* Instructions for the task:
For each line of the data below that holds "this", copy the line.

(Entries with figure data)
★ ★ ★ ★ ★

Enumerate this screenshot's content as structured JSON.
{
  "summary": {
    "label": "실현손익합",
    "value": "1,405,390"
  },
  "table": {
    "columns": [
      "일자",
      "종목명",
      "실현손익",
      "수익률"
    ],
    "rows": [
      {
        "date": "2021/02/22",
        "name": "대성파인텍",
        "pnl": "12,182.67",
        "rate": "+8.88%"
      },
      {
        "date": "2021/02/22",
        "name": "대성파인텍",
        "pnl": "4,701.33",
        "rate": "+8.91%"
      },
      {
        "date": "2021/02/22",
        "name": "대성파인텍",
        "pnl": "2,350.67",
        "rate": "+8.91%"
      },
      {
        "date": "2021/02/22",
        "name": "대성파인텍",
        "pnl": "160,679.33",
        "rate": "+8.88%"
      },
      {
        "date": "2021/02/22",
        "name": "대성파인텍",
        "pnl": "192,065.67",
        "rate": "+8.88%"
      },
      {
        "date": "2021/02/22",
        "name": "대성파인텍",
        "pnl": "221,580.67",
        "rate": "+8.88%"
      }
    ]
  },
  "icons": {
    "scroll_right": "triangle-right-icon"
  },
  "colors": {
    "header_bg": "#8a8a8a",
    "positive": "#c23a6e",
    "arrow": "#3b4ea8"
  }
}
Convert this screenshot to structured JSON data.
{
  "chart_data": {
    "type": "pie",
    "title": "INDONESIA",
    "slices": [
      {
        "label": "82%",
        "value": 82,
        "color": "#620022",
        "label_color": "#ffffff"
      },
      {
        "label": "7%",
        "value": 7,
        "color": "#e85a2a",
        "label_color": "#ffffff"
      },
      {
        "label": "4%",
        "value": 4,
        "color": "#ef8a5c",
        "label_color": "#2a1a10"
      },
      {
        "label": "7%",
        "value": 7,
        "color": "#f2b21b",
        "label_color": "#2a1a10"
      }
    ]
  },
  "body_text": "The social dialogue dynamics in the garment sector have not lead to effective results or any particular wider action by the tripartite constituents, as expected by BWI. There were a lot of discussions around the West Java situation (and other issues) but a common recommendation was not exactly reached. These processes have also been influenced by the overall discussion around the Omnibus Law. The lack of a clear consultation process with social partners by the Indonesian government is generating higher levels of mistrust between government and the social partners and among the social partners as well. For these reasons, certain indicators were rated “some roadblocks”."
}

★ ★ ★ ★ ★

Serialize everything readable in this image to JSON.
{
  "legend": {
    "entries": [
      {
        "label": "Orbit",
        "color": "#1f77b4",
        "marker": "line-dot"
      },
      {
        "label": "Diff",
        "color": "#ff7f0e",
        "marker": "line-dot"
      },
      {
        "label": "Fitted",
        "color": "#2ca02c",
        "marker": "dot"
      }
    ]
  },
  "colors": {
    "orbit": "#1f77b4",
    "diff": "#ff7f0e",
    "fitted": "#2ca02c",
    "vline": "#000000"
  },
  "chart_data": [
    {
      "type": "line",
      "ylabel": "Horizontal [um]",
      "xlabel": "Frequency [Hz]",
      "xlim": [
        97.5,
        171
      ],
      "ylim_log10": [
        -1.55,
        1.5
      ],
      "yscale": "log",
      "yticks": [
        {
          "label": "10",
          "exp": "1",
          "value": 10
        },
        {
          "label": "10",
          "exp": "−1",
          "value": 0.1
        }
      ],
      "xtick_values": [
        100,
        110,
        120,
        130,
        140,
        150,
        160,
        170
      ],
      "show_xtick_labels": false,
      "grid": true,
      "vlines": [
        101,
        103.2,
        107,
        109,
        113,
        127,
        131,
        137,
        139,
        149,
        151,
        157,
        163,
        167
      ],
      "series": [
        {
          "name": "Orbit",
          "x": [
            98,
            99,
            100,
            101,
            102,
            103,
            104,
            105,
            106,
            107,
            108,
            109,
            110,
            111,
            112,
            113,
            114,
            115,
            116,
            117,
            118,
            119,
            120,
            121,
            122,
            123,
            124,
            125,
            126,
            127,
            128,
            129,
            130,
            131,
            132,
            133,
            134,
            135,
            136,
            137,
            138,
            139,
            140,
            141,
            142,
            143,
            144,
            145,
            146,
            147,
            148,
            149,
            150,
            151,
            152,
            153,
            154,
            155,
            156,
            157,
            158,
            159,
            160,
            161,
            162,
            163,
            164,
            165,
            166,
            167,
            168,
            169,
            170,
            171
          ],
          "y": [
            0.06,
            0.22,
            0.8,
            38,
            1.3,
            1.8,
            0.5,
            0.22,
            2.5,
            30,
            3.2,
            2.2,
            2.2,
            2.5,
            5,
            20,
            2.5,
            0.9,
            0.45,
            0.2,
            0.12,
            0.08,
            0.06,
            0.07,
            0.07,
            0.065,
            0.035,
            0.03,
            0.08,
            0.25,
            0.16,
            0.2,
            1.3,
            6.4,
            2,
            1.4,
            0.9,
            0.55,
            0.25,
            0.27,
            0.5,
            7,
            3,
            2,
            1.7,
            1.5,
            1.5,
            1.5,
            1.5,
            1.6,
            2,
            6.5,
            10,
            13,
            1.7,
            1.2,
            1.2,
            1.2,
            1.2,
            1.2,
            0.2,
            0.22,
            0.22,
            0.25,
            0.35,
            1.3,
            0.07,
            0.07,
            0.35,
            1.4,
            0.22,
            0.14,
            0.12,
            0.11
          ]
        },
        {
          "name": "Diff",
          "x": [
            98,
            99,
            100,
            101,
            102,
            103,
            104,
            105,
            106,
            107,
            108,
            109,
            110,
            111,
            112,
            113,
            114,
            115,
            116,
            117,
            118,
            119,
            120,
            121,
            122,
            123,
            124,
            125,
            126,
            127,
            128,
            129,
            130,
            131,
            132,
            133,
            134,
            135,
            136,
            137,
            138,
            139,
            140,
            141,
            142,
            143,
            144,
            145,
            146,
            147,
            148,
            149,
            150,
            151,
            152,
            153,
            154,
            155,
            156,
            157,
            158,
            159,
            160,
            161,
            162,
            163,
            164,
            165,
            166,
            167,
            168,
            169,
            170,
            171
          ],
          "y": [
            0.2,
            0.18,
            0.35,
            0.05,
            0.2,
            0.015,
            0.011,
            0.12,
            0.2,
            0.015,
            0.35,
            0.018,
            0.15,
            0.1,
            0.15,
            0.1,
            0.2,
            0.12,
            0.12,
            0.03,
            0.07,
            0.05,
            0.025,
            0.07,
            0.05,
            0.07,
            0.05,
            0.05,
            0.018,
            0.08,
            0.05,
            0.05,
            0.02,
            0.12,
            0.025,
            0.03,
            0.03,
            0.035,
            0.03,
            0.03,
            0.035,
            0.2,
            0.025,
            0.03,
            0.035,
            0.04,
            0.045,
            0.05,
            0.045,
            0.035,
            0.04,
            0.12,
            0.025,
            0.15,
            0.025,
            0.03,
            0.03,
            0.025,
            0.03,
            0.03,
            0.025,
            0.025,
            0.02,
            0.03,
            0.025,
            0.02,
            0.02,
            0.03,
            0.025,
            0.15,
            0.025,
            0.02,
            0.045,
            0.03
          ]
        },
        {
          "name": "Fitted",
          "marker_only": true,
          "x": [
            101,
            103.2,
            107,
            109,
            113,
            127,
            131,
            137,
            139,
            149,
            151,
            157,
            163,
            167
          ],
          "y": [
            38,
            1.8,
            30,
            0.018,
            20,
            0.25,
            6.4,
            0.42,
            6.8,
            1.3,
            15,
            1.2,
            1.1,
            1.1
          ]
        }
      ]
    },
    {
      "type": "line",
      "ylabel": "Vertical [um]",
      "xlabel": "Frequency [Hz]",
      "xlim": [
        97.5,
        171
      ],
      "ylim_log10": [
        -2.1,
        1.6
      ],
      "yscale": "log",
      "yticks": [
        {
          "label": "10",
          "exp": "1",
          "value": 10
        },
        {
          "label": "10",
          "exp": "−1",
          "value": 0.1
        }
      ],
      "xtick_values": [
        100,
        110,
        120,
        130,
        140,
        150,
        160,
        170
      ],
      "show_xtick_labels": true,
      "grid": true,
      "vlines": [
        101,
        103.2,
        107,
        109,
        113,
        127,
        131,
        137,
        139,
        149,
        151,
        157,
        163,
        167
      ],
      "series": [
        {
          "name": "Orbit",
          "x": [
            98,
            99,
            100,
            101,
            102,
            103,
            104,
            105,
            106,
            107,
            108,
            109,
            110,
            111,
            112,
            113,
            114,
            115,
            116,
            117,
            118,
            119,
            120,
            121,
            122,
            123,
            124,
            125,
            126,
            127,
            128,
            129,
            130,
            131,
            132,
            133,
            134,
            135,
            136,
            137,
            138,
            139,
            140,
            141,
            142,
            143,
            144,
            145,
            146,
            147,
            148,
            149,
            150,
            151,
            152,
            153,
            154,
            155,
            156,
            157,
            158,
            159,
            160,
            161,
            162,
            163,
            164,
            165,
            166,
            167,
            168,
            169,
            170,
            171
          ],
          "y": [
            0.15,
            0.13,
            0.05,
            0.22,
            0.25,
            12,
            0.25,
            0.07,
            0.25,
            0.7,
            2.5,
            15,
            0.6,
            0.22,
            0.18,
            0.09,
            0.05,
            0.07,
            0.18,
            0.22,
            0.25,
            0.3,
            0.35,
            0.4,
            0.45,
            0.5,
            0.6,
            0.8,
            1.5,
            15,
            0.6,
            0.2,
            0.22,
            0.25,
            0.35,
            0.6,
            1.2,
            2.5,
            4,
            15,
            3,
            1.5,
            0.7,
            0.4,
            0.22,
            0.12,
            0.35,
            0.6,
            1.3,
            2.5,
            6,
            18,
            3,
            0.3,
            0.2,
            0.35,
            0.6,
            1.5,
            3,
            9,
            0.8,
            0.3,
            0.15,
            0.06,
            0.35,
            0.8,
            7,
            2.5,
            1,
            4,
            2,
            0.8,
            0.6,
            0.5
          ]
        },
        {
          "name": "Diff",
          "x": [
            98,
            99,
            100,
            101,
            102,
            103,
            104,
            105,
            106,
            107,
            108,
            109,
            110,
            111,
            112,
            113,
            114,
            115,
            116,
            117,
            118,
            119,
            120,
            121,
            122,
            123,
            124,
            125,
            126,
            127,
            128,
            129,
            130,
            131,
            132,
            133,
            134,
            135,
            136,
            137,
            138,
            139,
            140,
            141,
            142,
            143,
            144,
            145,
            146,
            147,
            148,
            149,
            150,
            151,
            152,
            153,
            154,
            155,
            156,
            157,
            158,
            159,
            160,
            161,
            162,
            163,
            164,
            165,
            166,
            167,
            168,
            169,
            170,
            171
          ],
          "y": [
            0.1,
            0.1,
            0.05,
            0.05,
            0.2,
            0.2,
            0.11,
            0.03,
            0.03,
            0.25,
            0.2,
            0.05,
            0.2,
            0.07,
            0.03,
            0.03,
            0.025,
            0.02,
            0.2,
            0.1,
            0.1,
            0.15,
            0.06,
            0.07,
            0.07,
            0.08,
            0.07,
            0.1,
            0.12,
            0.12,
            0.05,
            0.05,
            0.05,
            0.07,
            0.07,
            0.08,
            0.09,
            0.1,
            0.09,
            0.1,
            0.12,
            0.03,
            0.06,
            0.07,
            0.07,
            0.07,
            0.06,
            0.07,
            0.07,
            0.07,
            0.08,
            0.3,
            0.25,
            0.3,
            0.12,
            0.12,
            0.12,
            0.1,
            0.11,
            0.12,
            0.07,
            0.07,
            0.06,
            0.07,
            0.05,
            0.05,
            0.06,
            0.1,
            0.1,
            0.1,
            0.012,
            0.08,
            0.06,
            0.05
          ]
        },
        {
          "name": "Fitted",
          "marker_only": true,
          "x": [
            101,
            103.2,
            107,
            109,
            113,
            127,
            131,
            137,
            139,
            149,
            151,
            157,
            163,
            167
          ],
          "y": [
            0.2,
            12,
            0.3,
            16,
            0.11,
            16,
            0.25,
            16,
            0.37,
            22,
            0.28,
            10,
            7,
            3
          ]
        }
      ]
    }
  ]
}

★ ★ ★ ★ ★

* Written response:
Enumerate this screenshot's content as structured JSON.
Convert this screenshot to structured JSON data.
Serialize everything readable in this image to JSON.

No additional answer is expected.